Reproduce the listing exactly and skip over any pictures.

▶ RECORD EXCERPTS:

■ ■ ■ ■ ■

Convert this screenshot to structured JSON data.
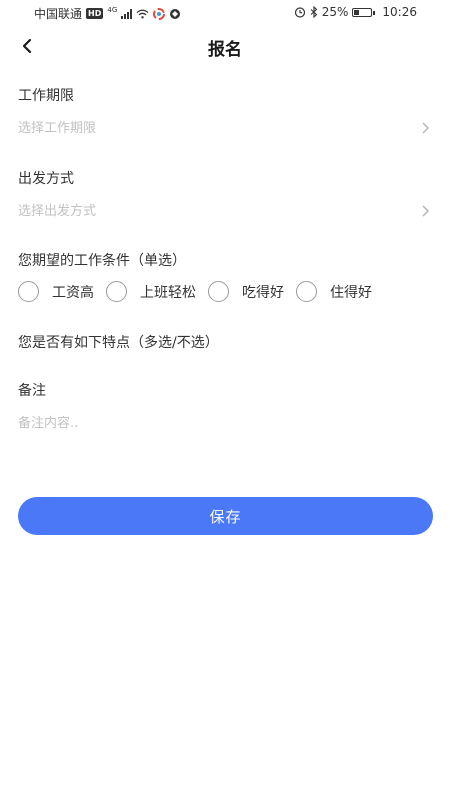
{
  "status_bar": {
    "carrier": "中国联通",
    "hd": "HD",
    "network": "4G",
    "battery": "25%",
    "battery_level": 0.25,
    "time": "10:26"
  },
  "header": {
    "title": "报名"
  },
  "form": {
    "work_period": {
      "label": "工作期限",
      "placeholder": "选择工作期限"
    },
    "departure": {
      "label": "出发方式",
      "placeholder": "选择出发方式"
    },
    "conditions": {
      "label": "您期望的工作条件（单选）",
      "options": [
        "工资高",
        "上班轻松",
        "吃得好",
        "住得好"
      ]
    },
    "features": {
      "label": "您是否有如下特点（多选/不选）"
    },
    "remark": {
      "label": "备注",
      "placeholder": "备注内容.."
    }
  },
  "save_label": "保存",
  "colors": {
    "accent": "#4a78f6",
    "placeholder": "#c2c2c2"
  }
}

■ ■ ■ ■ ■

▶ THE ANSWER:
Convert this screenshot to structured JSON data.
{
  "status_bar": {
    "carrier": "中国联通",
    "hd": "HD",
    "network": "4G",
    "battery": "25%",
    "battery_level": 0.25,
    "time": "10:26"
  },
  "header": {
    "title": "报名"
  },
  "form": {
    "work_period": {
      "label": "工作期限",
      "placeholder": "选择工作期限"
    },
    "departure": {
      "label": "出发方式",
      "placeholder": "选择出发方式"
    },
    "conditions": {
      "label": "您期望的工作条件（单选）",
      "options": [
        "工资高",
        "上班轻松",
        "吃得好",
        "住得好"
      ]
    },
    "features": {
      "label": "您是否有如下特点（多选/不选）"
    },
    "remark": {
      "label": "备注",
      "placeholder": "备注内容.."
    }
  },
  "save_label": "保存",
  "colors": {
    "accent": "#4a78f6",
    "placeholder": "#c2c2c2"
  }
}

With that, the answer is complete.